◆ **EXERCISE INSTRUCTIONS**
Could you repeat the records below exactly, leaving out any pictures?

:::

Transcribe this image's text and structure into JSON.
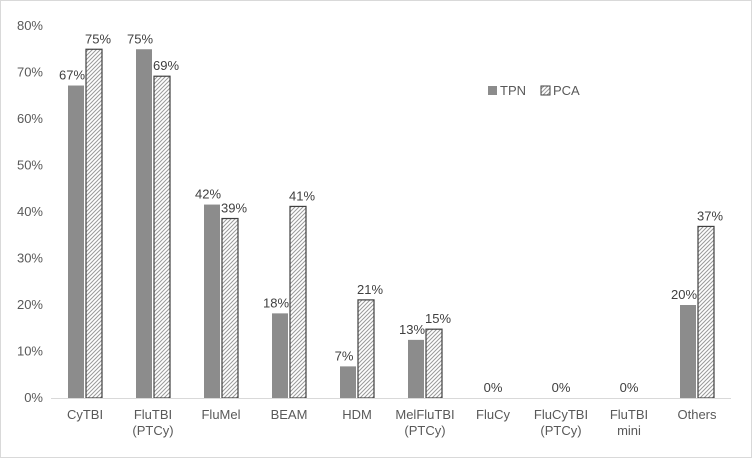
{
  "chart_data": {
    "type": "bar",
    "title": "",
    "xlabel": "",
    "ylabel": "",
    "ylim": [
      0,
      80
    ],
    "ytick_step": 10,
    "ytick_format": "percent",
    "grid": false,
    "legend_position": "center-right",
    "categories": [
      [
        "CyTBI"
      ],
      [
        "FluTBI",
        "(PTCy)"
      ],
      [
        "FluMel"
      ],
      [
        "BEAM"
      ],
      [
        "HDM"
      ],
      [
        "MelFluTBI",
        "(PTCy)"
      ],
      [
        "FluCy"
      ],
      [
        "FluCyTBI",
        "(PTCy)"
      ],
      [
        "FluTBI",
        "mini"
      ],
      [
        "Others"
      ]
    ],
    "series": [
      {
        "name": "TPN",
        "color": "#8c8c8c",
        "pattern": "solid",
        "values": [
          67.2,
          75.0,
          41.6,
          18.2,
          6.8,
          12.5,
          0,
          0,
          0,
          20.0
        ],
        "labels": [
          "67%",
          "75%",
          "42%",
          "18%",
          "7%",
          "13%",
          "0%",
          "0%",
          "0%",
          "20%"
        ]
      },
      {
        "name": "PCA",
        "color": "#404040",
        "pattern": "hatched",
        "values": [
          75.0,
          69.2,
          38.6,
          41.2,
          21.1,
          14.8,
          0,
          0,
          0,
          36.9
        ],
        "labels": [
          "75%",
          "69%",
          "39%",
          "41%",
          "21%",
          "15%",
          "",
          "",
          "",
          "37%"
        ]
      }
    ]
  }
}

:::

◆ **THE ANSWER**
Transcribe this image's text and structure into JSON.
{
  "chart_data": {
    "type": "bar",
    "title": "",
    "xlabel": "",
    "ylabel": "",
    "ylim": [
      0,
      80
    ],
    "ytick_step": 10,
    "ytick_format": "percent",
    "grid": false,
    "legend_position": "center-right",
    "categories": [
      [
        "CyTBI"
      ],
      [
        "FluTBI",
        "(PTCy)"
      ],
      [
        "FluMel"
      ],
      [
        "BEAM"
      ],
      [
        "HDM"
      ],
      [
        "MelFluTBI",
        "(PTCy)"
      ],
      [
        "FluCy"
      ],
      [
        "FluCyTBI",
        "(PTCy)"
      ],
      [
        "FluTBI",
        "mini"
      ],
      [
        "Others"
      ]
    ],
    "series": [
      {
        "name": "TPN",
        "color": "#8c8c8c",
        "pattern": "solid",
        "values": [
          67.2,
          75.0,
          41.6,
          18.2,
          6.8,
          12.5,
          0,
          0,
          0,
          20.0
        ],
        "labels": [
          "67%",
          "75%",
          "42%",
          "18%",
          "7%",
          "13%",
          "0%",
          "0%",
          "0%",
          "20%"
        ]
      },
      {
        "name": "PCA",
        "color": "#404040",
        "pattern": "hatched",
        "values": [
          75.0,
          69.2,
          38.6,
          41.2,
          21.1,
          14.8,
          0,
          0,
          0,
          36.9
        ],
        "labels": [
          "75%",
          "69%",
          "39%",
          "41%",
          "21%",
          "15%",
          "",
          "",
          "",
          "37%"
        ]
      }
    ]
  }
}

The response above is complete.